▶ [Goal]: Return the entries verbatim and drop every picture.

▶ [Dataset]:

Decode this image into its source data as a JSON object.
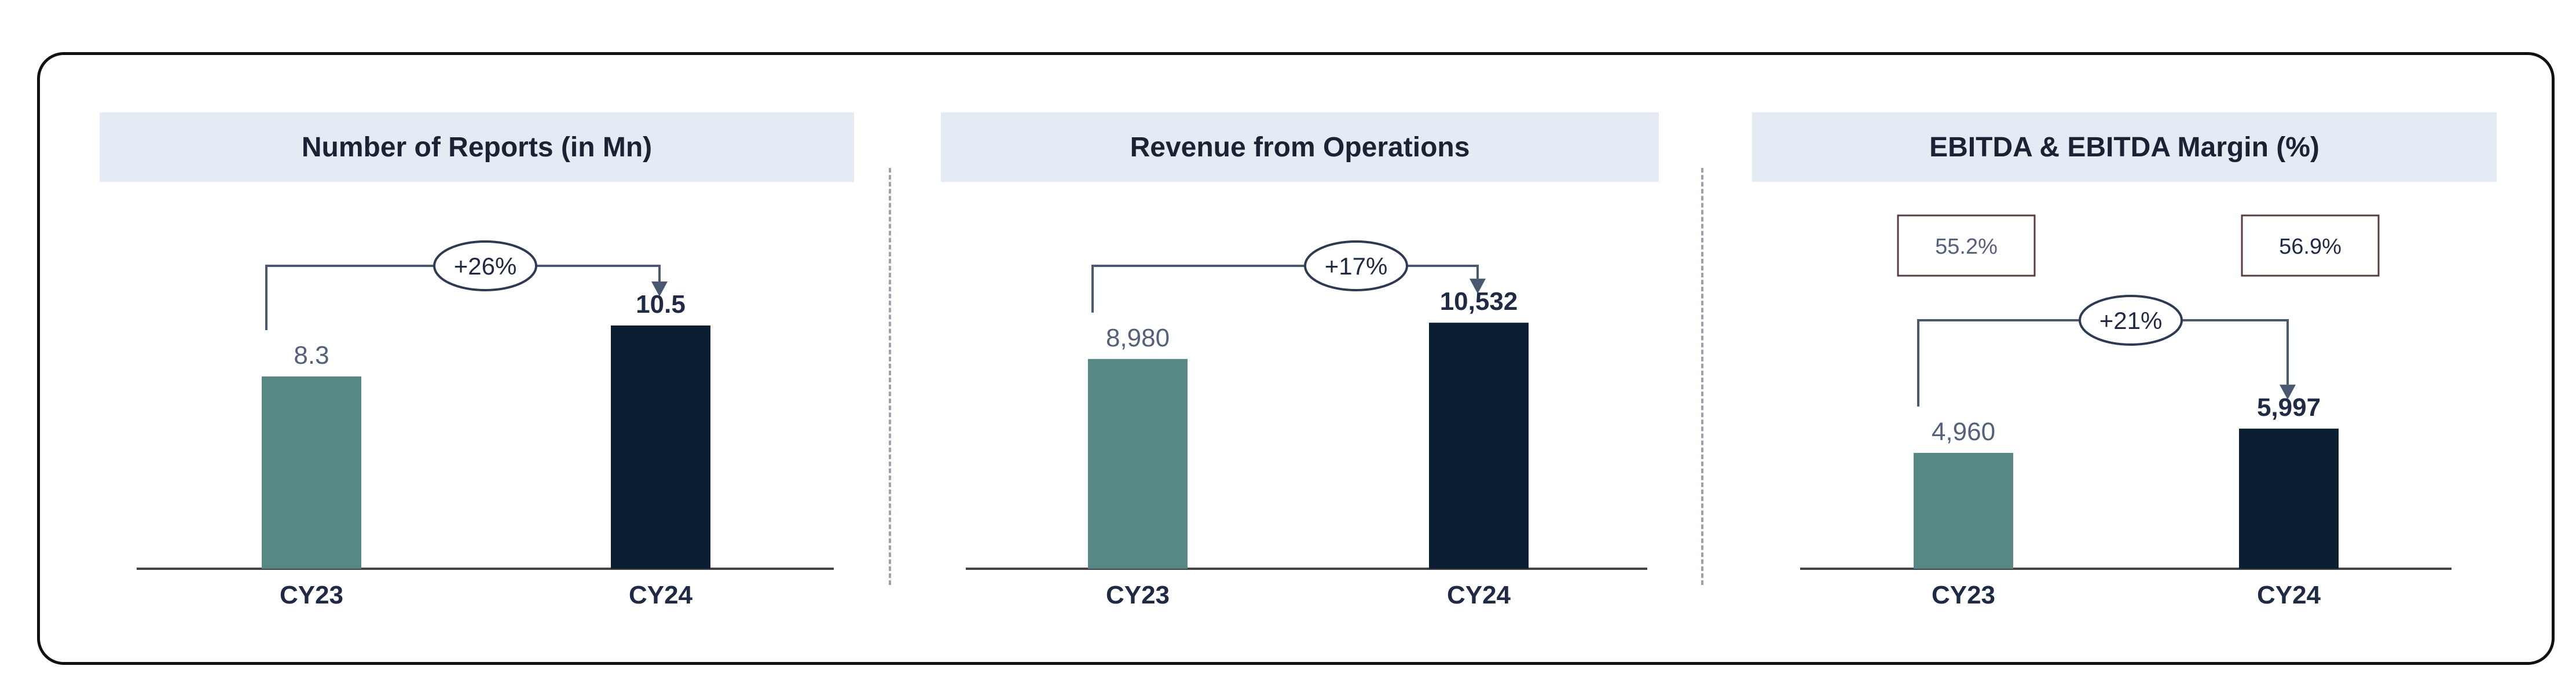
{
  "colors": {
    "cy23": "#578886",
    "cy24": "#0b1e32",
    "text": "#1f2a44",
    "muted": "#55607a",
    "band": "#e4ebf5",
    "axis": "#444444"
  },
  "chart_data": [
    {
      "type": "bar",
      "title": "Number of Reports (in Mn)",
      "categories": [
        "CY23",
        "CY24"
      ],
      "values": [
        8.3,
        10.5
      ],
      "value_labels": [
        "8.3",
        "10.5"
      ],
      "growth_label": "+26%",
      "ylim": [
        0,
        12
      ]
    },
    {
      "type": "bar",
      "title": "Revenue from Operations",
      "categories": [
        "CY23",
        "CY24"
      ],
      "values": [
        8980,
        10532
      ],
      "value_labels": [
        "8,980",
        "10,532"
      ],
      "growth_label": "+17%",
      "ylim": [
        0,
        11900
      ]
    },
    {
      "type": "bar",
      "title": "EBITDA & EBITDA Margin (%)",
      "categories": [
        "CY23",
        "CY24"
      ],
      "values": [
        4960,
        5997
      ],
      "value_labels": [
        "4,960",
        "5,997"
      ],
      "growth_label": "+21%",
      "margins": [
        "55.2%",
        "56.9%"
      ],
      "ylim": [
        0,
        11900
      ]
    }
  ]
}
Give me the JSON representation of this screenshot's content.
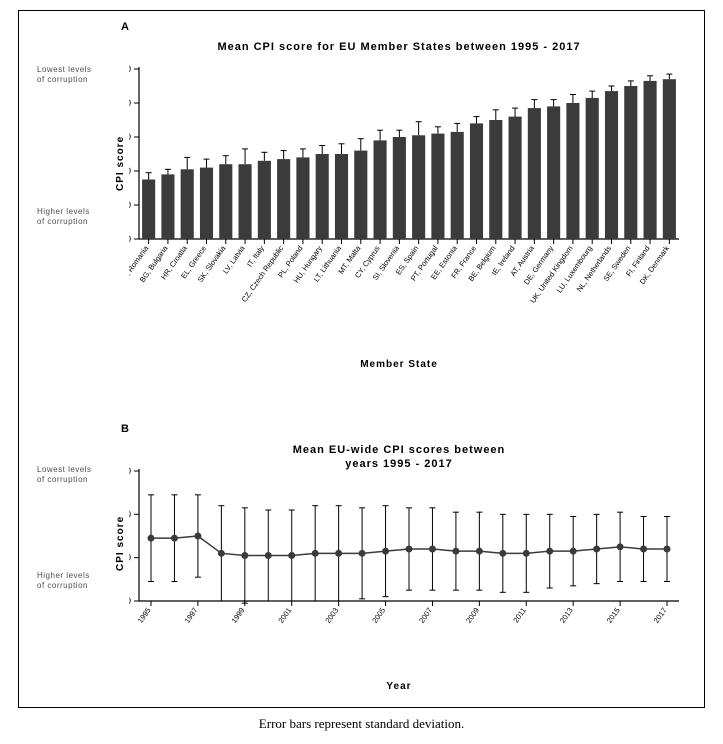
{
  "caption": "Error bars represent standard deviation.",
  "panelA": {
    "label": "A",
    "title": "Mean CPI score for EU Member States between 1995 - 2017",
    "type": "bar",
    "ylabel": "CPI score",
    "xlabel": "Member State",
    "note_top": "Lowest levels\nof corruption",
    "note_bottom": "Higher levels\nof corruption",
    "ylim": [
      0,
      100
    ],
    "ytick_step": 20,
    "bar_color": "#3b3b3b",
    "error_color": "#000000",
    "background_color": "#ffffff",
    "bar_width": 0.68,
    "categories": [
      "RO, Romania",
      "BG, Bulgaria",
      "HR, Croatia",
      "EL, Greece",
      "SK, Slovakia",
      "LV, Latvia",
      "IT, Italy",
      "CZ, Czech Republic",
      "PL, Poland",
      "HU, Hungary",
      "LT, Lithuania",
      "MT, Malta",
      "CY, Cyprus",
      "SI, Slovenia",
      "ES, Spain",
      "PT, Portugal",
      "EE, Estonia",
      "FR, France",
      "BE, Belgium",
      "IE, Ireland",
      "AT, Austria",
      "DE, Germany",
      "UK, United Kingdom",
      "LU, Luxembourg",
      "NL, Netherlands",
      "SE, Sweden",
      "FI, Finland",
      "DK, Denmark"
    ],
    "values": [
      35,
      38,
      41,
      42,
      44,
      44,
      46,
      47,
      48,
      50,
      50,
      52,
      58,
      60,
      61,
      62,
      63,
      68,
      70,
      72,
      77,
      78,
      80,
      83,
      87,
      90,
      93,
      94
    ],
    "errors": [
      4,
      3,
      7,
      5,
      5,
      9,
      5,
      5,
      5,
      5,
      6,
      7,
      6,
      4,
      8,
      4,
      5,
      4,
      6,
      5,
      5,
      4,
      5,
      4,
      3,
      3,
      3,
      3
    ]
  },
  "panelB": {
    "label": "B",
    "title": "Mean EU-wide CPI scores between\nyears 1995 - 2017",
    "type": "line",
    "ylabel": "CPI score",
    "xlabel": "Year",
    "note_top": "Lowest levels\nof corruption",
    "note_bottom": "Higher levels\nof corruption",
    "ylim": [
      40,
      100
    ],
    "ytick_step": 20,
    "line_color": "#3b3b3b",
    "marker": "circle",
    "marker_size": 3,
    "background_color": "#ffffff",
    "years": [
      1995,
      1996,
      1997,
      1998,
      1999,
      2000,
      2001,
      2002,
      2003,
      2004,
      2005,
      2006,
      2007,
      2008,
      2009,
      2010,
      2011,
      2012,
      2013,
      2014,
      2015,
      2016,
      2017
    ],
    "values": [
      69,
      69,
      70,
      62,
      61,
      61,
      61,
      62,
      62,
      62,
      63,
      64,
      64,
      63,
      63,
      62,
      62,
      63,
      63,
      64,
      65,
      64,
      64
    ],
    "errors": [
      20,
      20,
      19,
      22,
      22,
      21,
      21,
      22,
      22,
      21,
      21,
      19,
      19,
      18,
      18,
      18,
      18,
      17,
      16,
      16,
      16,
      15,
      15
    ],
    "xticks": [
      1995,
      1997,
      1999,
      2001,
      2003,
      2005,
      2007,
      2009,
      2011,
      2013,
      2015,
      2017
    ]
  }
}
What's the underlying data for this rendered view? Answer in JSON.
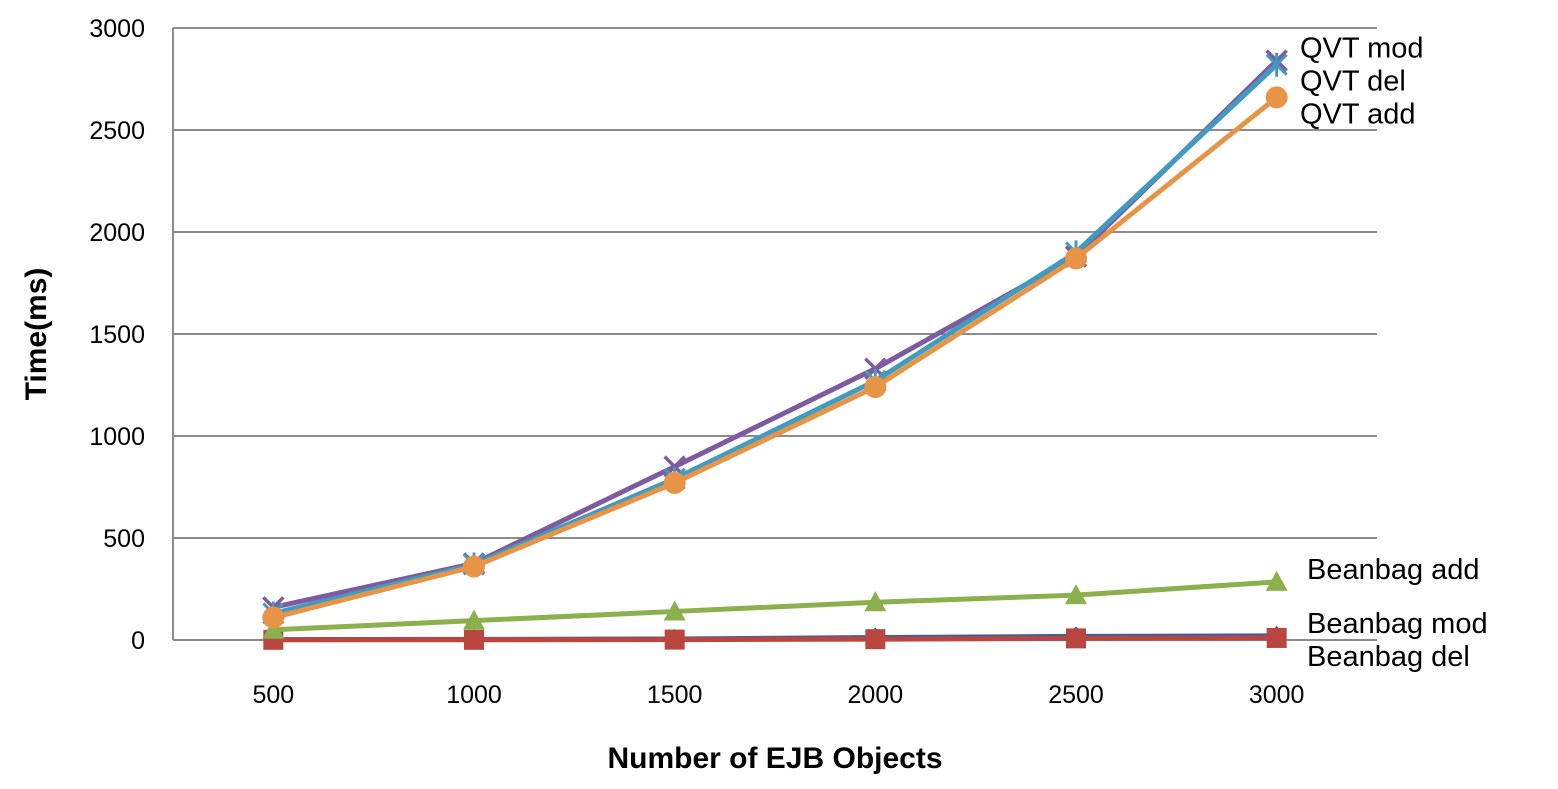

▶ [Solution for this problem]:
Decode this image into its source data as a JSON object.
{
  "colors": {
    "cy23": "#578886",
    "cy24": "#0b1e32",
    "text": "#1f2a44",
    "muted": "#55607a",
    "band": "#e4ebf5",
    "axis": "#444444"
  },
  "chart_data": [
    {
      "type": "bar",
      "title": "Number of Reports (in Mn)",
      "categories": [
        "CY23",
        "CY24"
      ],
      "values": [
        8.3,
        10.5
      ],
      "value_labels": [
        "8.3",
        "10.5"
      ],
      "growth_label": "+26%",
      "ylim": [
        0,
        12
      ]
    },
    {
      "type": "bar",
      "title": "Revenue from Operations",
      "categories": [
        "CY23",
        "CY24"
      ],
      "values": [
        8980,
        10532
      ],
      "value_labels": [
        "8,980",
        "10,532"
      ],
      "growth_label": "+17%",
      "ylim": [
        0,
        11900
      ]
    },
    {
      "type": "bar",
      "title": "EBITDA & EBITDA Margin (%)",
      "categories": [
        "CY23",
        "CY24"
      ],
      "values": [
        4960,
        5997
      ],
      "value_labels": [
        "4,960",
        "5,997"
      ],
      "growth_label": "+21%",
      "margins": [
        "55.2%",
        "56.9%"
      ],
      "ylim": [
        0,
        11900
      ]
    }
  ]
}
Give me the JSON representation of this screenshot's content.
{
  "caption": "Error bars represent standard deviation.",
  "panelA": {
    "label": "A",
    "title": "Mean CPI score for EU Member States between 1995 - 2017",
    "type": "bar",
    "ylabel": "CPI score",
    "xlabel": "Member State",
    "note_top": "Lowest levels\nof corruption",
    "note_bottom": "Higher levels\nof corruption",
    "ylim": [
      0,
      100
    ],
    "ytick_step": 20,
    "bar_color": "#3b3b3b",
    "error_color": "#000000",
    "background_color": "#ffffff",
    "bar_width": 0.68,
    "categories": [
      "RO, Romania",
      "BG, Bulgaria",
      "HR, Croatia",
      "EL, Greece",
      "SK, Slovakia",
      "LV, Latvia",
      "IT, Italy",
      "CZ, Czech Republic",
      "PL, Poland",
      "HU, Hungary",
      "LT, Lithuania",
      "MT, Malta",
      "CY, Cyprus",
      "SI, Slovenia",
      "ES, Spain",
      "PT, Portugal",
      "EE, Estonia",
      "FR, France",
      "BE, Belgium",
      "IE, Ireland",
      "AT, Austria",
      "DE, Germany",
      "UK, United Kingdom",
      "LU, Luxembourg",
      "NL, Netherlands",
      "SE, Sweden",
      "FI, Finland",
      "DK, Denmark"
    ],
    "values": [
      35,
      38,
      41,
      42,
      44,
      44,
      46,
      47,
      48,
      50,
      50,
      52,
      58,
      60,
      61,
      62,
      63,
      68,
      70,
      72,
      77,
      78,
      80,
      83,
      87,
      90,
      93,
      94
    ],
    "errors": [
      4,
      3,
      7,
      5,
      5,
      9,
      5,
      5,
      5,
      5,
      6,
      7,
      6,
      4,
      8,
      4,
      5,
      4,
      6,
      5,
      5,
      4,
      5,
      4,
      3,
      3,
      3,
      3
    ]
  },
  "panelB": {
    "label": "B",
    "title": "Mean EU-wide CPI scores between\nyears 1995 - 2017",
    "type": "line",
    "ylabel": "CPI score",
    "xlabel": "Year",
    "note_top": "Lowest levels\nof corruption",
    "note_bottom": "Higher levels\nof corruption",
    "ylim": [
      40,
      100
    ],
    "ytick_step": 20,
    "line_color": "#3b3b3b",
    "marker": "circle",
    "marker_size": 3,
    "background_color": "#ffffff",
    "years": [
      1995,
      1996,
      1997,
      1998,
      1999,
      2000,
      2001,
      2002,
      2003,
      2004,
      2005,
      2006,
      2007,
      2008,
      2009,
      2010,
      2011,
      2012,
      2013,
      2014,
      2015,
      2016,
      2017
    ],
    "values": [
      69,
      69,
      70,
      62,
      61,
      61,
      61,
      62,
      62,
      62,
      63,
      64,
      64,
      63,
      63,
      62,
      62,
      63,
      63,
      64,
      65,
      64,
      64
    ],
    "errors": [
      20,
      20,
      19,
      22,
      22,
      21,
      21,
      22,
      22,
      21,
      21,
      19,
      19,
      18,
      18,
      18,
      18,
      17,
      16,
      16,
      16,
      15,
      15
    ],
    "xticks": [
      1995,
      1997,
      1999,
      2001,
      2003,
      2005,
      2007,
      2009,
      2011,
      2013,
      2015,
      2017
    ]
  }
}
What's the underlying data for this rendered view? Answer in JSON.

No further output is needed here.